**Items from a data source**
-.-.-

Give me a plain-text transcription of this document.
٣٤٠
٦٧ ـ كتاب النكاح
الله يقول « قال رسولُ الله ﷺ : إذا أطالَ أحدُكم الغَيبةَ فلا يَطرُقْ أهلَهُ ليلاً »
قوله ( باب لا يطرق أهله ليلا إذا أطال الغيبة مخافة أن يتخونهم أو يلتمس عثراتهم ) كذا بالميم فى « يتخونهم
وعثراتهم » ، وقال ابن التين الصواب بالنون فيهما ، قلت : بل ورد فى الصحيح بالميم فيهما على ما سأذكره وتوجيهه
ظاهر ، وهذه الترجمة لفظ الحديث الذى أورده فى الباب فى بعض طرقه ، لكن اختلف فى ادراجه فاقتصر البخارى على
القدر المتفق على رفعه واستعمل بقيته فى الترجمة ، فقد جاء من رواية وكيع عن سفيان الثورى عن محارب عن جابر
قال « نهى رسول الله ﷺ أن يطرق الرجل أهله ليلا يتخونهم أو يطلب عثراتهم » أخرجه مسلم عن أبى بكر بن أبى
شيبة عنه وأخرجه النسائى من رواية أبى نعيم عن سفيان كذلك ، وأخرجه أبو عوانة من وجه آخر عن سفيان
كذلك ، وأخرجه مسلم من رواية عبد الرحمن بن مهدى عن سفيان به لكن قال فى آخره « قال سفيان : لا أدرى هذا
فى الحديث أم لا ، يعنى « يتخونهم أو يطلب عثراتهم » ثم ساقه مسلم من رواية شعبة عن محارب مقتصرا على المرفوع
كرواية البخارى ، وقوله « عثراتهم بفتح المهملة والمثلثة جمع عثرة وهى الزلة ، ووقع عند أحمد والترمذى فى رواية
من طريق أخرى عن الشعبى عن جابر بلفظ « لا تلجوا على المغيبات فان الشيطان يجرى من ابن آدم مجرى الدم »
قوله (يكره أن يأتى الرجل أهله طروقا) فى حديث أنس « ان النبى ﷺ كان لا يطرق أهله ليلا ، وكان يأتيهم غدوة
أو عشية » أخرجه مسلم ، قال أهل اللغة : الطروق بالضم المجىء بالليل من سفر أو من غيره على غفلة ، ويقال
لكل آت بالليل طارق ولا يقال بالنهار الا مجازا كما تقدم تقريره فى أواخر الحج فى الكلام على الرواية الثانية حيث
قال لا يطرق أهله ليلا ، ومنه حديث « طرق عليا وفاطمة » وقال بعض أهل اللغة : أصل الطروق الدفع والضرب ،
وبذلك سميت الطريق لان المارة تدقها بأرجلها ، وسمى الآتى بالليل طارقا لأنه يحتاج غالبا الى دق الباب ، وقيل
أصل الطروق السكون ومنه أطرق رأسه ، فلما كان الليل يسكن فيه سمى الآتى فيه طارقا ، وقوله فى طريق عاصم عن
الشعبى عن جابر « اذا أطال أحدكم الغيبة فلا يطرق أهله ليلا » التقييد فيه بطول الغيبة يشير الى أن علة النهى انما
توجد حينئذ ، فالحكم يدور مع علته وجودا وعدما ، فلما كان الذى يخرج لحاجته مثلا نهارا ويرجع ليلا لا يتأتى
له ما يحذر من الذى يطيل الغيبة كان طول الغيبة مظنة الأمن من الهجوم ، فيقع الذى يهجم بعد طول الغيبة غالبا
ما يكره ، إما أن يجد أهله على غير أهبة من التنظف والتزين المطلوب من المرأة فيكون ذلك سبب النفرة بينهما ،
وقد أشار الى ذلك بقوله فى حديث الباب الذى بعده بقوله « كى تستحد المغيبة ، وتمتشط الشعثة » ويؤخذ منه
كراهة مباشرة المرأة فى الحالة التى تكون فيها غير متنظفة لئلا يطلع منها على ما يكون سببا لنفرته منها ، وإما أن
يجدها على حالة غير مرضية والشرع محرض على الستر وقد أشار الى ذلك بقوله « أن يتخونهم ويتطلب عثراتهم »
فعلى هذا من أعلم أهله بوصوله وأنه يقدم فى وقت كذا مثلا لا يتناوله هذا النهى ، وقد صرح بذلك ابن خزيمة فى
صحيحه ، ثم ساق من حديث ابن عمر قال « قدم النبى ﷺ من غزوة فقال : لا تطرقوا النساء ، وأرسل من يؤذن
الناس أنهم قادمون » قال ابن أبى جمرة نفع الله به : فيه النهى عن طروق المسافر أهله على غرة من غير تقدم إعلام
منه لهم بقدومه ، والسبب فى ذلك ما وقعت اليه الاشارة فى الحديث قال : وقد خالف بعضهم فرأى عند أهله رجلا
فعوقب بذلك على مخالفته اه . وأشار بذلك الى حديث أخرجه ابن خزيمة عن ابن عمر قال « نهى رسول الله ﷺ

-.-.-

**EXERCISE INSTRUCTIONS**
Write out the entire listing exactly.

**OUTPUT**
Give me a plain-text transcription of this document.
٣٤٠
٦٧ ـ كتاب النكاح
الله يقول « قال رسولُ الله ﷺ : إذا أطالَ أحدُكم الغَيبةَ فلا يَطرُقْ أهلَهُ ليلاً »
قوله ( باب لا يطرق أهله ليلا إذا أطال الغيبة مخافة أن يتخونهم أو يلتمس عثراتهم ) كذا بالميم فى « يتخونهم
وعثراتهم » ، وقال ابن التين الصواب بالنون فيهما ، قلت : بل ورد فى الصحيح بالميم فيهما على ما سأذكره وتوجيهه
ظاهر ، وهذه الترجمة لفظ الحديث الذى أورده فى الباب فى بعض طرقه ، لكن اختلف فى ادراجه فاقتصر البخارى على
القدر المتفق على رفعه واستعمل بقيته فى الترجمة ، فقد جاء من رواية وكيع عن سفيان الثورى عن محارب عن جابر
قال « نهى رسول الله ﷺ أن يطرق الرجل أهله ليلا يتخونهم أو يطلب عثراتهم » أخرجه مسلم عن أبى بكر بن أبى
شيبة عنه وأخرجه النسائى من رواية أبى نعيم عن سفيان كذلك ، وأخرجه أبو عوانة من وجه آخر عن سفيان
كذلك ، وأخرجه مسلم من رواية عبد الرحمن بن مهدى عن سفيان به لكن قال فى آخره « قال سفيان : لا أدرى هذا
فى الحديث أم لا ، يعنى « يتخونهم أو يطلب عثراتهم » ثم ساقه مسلم من رواية شعبة عن محارب مقتصرا على المرفوع
كرواية البخارى ، وقوله « عثراتهم بفتح المهملة والمثلثة جمع عثرة وهى الزلة ، ووقع عند أحمد والترمذى فى رواية
من طريق أخرى عن الشعبى عن جابر بلفظ « لا تلجوا على المغيبات فان الشيطان يجرى من ابن آدم مجرى الدم »
قوله (يكره أن يأتى الرجل أهله طروقا) فى حديث أنس « ان النبى ﷺ كان لا يطرق أهله ليلا ، وكان يأتيهم غدوة
أو عشية » أخرجه مسلم ، قال أهل اللغة : الطروق بالضم المجىء بالليل من سفر أو من غيره على غفلة ، ويقال
لكل آت بالليل طارق ولا يقال بالنهار الا مجازا كما تقدم تقريره فى أواخر الحج فى الكلام على الرواية الثانية حيث
قال لا يطرق أهله ليلا ، ومنه حديث « طرق عليا وفاطمة » وقال بعض أهل اللغة : أصل الطروق الدفع والضرب ،
وبذلك سميت الطريق لان المارة تدقها بأرجلها ، وسمى الآتى بالليل طارقا لأنه يحتاج غالبا الى دق الباب ، وقيل
أصل الطروق السكون ومنه أطرق رأسه ، فلما كان الليل يسكن فيه سمى الآتى فيه طارقا ، وقوله فى طريق عاصم عن
الشعبى عن جابر « اذا أطال أحدكم الغيبة فلا يطرق أهله ليلا » التقييد فيه بطول الغيبة يشير الى أن علة النهى انما
توجد حينئذ ، فالحكم يدور مع علته وجودا وعدما ، فلما كان الذى يخرج لحاجته مثلا نهارا ويرجع ليلا لا يتأتى
له ما يحذر من الذى يطيل الغيبة كان طول الغيبة مظنة الأمن من الهجوم ، فيقع الذى يهجم بعد طول الغيبة غالبا
ما يكره ، إما أن يجد أهله على غير أهبة من التنظف والتزين المطلوب من المرأة فيكون ذلك سبب النفرة بينهما ،
وقد أشار الى ذلك بقوله فى حديث الباب الذى بعده بقوله « كى تستحد المغيبة ، وتمتشط الشعثة » ويؤخذ منه
كراهة مباشرة المرأة فى الحالة التى تكون فيها غير متنظفة لئلا يطلع منها على ما يكون سببا لنفرته منها ، وإما أن
يجدها على حالة غير مرضية والشرع محرض على الستر وقد أشار الى ذلك بقوله « أن يتخونهم ويتطلب عثراتهم »
فعلى هذا من أعلم أهله بوصوله وأنه يقدم فى وقت كذا مثلا لا يتناوله هذا النهى ، وقد صرح بذلك ابن خزيمة فى
صحيحه ، ثم ساق من حديث ابن عمر قال « قدم النبى ﷺ من غزوة فقال : لا تطرقوا النساء ، وأرسل من يؤذن
الناس أنهم قادمون » قال ابن أبى جمرة نفع الله به : فيه النهى عن طروق المسافر أهله على غرة من غير تقدم إعلام
منه لهم بقدومه ، والسبب فى ذلك ما وقعت اليه الاشارة فى الحديث قال : وقد خالف بعضهم فرأى عند أهله رجلا
فعوقب بذلك على مخالفته اه . وأشار بذلك الى حديث أخرجه ابن خزيمة عن ابن عمر قال « نهى رسول الله ﷺ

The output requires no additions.